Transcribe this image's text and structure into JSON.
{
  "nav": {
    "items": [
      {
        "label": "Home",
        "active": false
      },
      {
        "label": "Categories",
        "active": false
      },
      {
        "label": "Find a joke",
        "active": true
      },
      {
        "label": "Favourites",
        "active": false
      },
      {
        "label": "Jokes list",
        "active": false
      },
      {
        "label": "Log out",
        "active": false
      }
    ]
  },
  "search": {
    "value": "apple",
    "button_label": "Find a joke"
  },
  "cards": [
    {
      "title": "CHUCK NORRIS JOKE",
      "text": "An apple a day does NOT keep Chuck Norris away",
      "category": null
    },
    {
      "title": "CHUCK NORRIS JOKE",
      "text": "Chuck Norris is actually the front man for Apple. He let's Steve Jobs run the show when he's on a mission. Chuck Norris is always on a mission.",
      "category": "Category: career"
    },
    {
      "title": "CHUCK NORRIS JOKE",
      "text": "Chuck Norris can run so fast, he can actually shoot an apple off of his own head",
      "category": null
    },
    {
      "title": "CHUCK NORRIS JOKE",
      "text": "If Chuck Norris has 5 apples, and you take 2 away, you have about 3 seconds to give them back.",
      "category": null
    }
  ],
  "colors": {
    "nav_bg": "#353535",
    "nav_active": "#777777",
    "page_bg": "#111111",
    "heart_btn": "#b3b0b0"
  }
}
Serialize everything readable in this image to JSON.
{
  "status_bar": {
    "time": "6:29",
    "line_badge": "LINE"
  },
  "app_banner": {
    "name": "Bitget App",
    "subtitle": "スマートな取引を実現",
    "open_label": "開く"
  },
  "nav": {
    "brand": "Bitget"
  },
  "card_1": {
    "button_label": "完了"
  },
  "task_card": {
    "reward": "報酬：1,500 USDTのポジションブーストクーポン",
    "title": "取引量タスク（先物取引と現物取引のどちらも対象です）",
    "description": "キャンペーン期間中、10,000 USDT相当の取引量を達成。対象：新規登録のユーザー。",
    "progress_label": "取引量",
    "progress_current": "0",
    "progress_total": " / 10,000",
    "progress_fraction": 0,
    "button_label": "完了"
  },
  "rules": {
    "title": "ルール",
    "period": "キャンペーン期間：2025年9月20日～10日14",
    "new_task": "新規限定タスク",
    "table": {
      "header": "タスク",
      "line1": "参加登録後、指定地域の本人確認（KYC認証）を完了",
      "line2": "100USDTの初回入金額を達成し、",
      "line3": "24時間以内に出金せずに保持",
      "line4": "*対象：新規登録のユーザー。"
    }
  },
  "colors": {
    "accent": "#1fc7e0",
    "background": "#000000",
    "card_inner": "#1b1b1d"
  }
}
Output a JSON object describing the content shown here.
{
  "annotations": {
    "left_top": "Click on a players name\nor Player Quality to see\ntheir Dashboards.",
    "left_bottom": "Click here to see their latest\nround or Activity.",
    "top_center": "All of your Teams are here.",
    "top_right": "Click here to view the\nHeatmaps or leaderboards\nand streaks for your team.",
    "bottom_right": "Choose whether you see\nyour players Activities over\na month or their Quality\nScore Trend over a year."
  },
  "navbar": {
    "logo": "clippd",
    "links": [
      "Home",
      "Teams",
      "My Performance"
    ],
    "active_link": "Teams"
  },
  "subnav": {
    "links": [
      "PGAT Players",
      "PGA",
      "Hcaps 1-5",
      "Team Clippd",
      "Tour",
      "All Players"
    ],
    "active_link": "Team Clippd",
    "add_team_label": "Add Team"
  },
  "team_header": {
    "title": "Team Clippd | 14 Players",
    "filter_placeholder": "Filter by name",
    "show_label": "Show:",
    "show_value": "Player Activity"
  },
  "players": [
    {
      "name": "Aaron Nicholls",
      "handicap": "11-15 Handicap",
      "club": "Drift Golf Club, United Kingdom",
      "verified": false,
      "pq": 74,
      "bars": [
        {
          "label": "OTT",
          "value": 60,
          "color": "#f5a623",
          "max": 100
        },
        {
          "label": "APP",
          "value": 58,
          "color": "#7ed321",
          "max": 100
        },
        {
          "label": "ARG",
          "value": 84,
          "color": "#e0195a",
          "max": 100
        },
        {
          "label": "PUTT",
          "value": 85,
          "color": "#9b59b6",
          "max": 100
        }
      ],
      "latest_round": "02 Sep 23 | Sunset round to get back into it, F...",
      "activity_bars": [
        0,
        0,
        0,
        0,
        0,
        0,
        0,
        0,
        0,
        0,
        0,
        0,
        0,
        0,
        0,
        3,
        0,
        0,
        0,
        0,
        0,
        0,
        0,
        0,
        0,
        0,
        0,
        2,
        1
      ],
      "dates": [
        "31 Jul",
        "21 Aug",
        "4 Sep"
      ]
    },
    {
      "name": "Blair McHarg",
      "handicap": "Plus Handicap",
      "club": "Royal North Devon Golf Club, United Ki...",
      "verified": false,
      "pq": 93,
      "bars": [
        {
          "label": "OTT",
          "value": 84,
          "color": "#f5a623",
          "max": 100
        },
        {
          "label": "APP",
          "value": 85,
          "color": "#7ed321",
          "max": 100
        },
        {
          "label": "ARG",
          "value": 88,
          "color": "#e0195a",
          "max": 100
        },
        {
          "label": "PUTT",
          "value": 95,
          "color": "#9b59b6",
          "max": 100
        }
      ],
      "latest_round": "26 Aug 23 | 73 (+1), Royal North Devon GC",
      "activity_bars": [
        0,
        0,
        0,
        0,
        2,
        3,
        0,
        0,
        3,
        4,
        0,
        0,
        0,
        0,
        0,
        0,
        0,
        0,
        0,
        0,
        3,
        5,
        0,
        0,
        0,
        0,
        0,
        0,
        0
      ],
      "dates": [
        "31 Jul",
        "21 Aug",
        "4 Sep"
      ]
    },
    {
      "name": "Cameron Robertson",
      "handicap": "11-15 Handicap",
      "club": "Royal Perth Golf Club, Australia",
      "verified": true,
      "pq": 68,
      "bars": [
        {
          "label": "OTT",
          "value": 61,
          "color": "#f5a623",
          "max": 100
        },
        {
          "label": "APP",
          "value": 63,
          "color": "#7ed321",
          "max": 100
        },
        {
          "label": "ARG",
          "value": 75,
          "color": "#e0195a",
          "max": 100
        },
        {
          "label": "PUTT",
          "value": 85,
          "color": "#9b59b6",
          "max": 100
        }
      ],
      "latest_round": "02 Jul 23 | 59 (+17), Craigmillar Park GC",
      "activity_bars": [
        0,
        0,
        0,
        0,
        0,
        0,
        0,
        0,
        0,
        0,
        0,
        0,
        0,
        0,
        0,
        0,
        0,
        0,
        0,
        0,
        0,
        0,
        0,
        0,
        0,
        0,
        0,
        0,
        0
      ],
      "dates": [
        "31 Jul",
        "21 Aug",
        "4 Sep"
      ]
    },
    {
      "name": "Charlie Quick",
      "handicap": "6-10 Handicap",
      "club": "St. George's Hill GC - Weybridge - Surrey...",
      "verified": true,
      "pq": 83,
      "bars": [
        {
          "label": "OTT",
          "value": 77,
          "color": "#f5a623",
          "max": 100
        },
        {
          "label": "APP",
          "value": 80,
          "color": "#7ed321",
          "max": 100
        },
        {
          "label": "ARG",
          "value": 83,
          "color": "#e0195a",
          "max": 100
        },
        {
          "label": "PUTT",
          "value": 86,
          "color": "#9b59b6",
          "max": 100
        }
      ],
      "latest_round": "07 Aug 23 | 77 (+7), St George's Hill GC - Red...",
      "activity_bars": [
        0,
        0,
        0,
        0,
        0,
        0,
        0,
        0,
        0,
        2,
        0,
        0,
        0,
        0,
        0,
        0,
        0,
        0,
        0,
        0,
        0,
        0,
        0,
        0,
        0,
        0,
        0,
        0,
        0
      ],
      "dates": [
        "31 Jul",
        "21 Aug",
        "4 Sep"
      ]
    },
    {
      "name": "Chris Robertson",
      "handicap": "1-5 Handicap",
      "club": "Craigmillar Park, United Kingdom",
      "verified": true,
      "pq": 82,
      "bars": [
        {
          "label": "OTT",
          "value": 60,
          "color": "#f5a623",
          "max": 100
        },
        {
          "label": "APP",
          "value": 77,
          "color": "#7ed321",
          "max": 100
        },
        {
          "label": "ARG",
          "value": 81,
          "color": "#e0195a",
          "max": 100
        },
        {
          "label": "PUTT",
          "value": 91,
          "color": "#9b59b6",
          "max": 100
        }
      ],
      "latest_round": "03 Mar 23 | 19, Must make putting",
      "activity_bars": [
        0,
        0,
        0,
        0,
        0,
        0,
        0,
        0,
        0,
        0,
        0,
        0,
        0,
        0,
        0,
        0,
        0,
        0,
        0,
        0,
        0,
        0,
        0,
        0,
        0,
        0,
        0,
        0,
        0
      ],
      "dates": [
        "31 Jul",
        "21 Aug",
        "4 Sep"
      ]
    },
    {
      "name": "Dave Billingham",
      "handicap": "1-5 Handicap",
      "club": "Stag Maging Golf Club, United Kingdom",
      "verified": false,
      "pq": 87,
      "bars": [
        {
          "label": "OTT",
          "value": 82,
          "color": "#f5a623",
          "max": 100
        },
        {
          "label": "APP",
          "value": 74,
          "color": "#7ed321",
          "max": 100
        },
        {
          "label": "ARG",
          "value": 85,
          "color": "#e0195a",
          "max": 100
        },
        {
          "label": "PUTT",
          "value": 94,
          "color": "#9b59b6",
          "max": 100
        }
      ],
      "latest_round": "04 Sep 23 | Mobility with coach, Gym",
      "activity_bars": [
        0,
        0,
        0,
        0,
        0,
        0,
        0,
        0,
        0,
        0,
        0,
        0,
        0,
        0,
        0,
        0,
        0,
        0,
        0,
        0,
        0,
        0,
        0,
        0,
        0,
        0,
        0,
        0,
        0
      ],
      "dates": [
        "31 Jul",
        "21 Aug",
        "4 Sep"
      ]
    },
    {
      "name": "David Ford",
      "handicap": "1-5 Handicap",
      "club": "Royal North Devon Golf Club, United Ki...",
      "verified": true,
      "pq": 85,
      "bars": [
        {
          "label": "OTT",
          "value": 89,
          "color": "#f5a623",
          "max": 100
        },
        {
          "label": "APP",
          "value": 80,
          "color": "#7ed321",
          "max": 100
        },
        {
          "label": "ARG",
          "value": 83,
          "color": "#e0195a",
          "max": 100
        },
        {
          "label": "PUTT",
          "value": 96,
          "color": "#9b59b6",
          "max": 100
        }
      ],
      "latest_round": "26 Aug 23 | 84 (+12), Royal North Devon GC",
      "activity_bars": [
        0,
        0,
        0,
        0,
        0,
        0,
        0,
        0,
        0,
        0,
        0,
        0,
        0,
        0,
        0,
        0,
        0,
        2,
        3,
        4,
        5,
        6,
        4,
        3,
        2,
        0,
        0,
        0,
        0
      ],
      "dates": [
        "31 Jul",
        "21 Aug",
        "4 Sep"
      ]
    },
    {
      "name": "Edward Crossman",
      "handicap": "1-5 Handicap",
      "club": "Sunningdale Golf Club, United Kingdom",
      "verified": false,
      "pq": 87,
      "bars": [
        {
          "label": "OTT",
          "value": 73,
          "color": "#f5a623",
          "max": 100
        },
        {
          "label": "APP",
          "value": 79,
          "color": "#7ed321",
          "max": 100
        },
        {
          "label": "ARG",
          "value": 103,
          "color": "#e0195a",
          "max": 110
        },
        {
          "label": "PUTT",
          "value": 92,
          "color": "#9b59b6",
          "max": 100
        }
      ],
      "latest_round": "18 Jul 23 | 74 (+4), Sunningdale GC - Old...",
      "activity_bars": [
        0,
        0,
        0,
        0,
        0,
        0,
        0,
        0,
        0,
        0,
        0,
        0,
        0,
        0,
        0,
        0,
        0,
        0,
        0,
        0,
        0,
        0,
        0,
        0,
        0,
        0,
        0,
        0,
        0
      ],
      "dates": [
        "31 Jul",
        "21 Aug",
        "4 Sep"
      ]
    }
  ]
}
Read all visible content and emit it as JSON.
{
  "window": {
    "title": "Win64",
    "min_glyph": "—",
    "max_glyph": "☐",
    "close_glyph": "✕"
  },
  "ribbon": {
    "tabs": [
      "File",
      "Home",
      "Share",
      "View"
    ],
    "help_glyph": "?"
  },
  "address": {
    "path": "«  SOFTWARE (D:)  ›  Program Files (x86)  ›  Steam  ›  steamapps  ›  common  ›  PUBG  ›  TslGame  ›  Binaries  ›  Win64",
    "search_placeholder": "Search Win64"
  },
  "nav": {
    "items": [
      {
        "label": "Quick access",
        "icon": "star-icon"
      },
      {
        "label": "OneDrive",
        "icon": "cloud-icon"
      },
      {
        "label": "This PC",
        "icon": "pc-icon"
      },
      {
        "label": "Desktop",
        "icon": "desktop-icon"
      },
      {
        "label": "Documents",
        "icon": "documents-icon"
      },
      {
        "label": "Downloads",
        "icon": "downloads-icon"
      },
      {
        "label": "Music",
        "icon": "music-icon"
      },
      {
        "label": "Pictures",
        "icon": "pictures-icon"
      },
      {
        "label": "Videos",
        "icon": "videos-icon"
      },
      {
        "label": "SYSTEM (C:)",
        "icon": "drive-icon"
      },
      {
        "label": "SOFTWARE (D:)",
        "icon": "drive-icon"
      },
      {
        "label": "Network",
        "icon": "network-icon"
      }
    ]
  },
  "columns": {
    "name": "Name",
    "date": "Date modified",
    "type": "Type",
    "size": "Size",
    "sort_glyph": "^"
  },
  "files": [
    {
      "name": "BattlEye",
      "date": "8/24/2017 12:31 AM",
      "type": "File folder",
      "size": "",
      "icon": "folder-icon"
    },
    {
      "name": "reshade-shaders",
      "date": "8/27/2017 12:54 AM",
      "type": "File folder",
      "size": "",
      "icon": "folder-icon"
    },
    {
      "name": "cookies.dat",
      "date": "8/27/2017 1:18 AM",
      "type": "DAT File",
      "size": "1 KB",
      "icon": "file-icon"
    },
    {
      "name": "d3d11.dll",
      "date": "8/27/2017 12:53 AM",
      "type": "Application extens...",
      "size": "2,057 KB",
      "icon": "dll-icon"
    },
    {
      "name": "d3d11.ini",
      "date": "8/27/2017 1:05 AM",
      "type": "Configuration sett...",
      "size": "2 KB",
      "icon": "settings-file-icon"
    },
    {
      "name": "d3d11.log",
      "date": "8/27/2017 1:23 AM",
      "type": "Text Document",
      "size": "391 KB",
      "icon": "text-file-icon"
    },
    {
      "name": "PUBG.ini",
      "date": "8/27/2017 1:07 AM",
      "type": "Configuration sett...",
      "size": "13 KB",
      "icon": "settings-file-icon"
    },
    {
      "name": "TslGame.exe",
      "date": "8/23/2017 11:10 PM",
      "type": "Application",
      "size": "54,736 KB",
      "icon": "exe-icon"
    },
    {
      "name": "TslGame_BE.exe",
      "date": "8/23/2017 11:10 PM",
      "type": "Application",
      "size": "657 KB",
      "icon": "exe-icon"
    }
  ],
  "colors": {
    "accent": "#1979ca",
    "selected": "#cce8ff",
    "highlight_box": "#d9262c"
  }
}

━━━━━━━━

→ WHAT TO DO: Only lines with the word "into" should be collected from the material.

→ TASK RESULT:
Transcribe this image's text and structure into JSON.
      "latest_round": "02 Sep 23 | Sunset round to get back into it, F...",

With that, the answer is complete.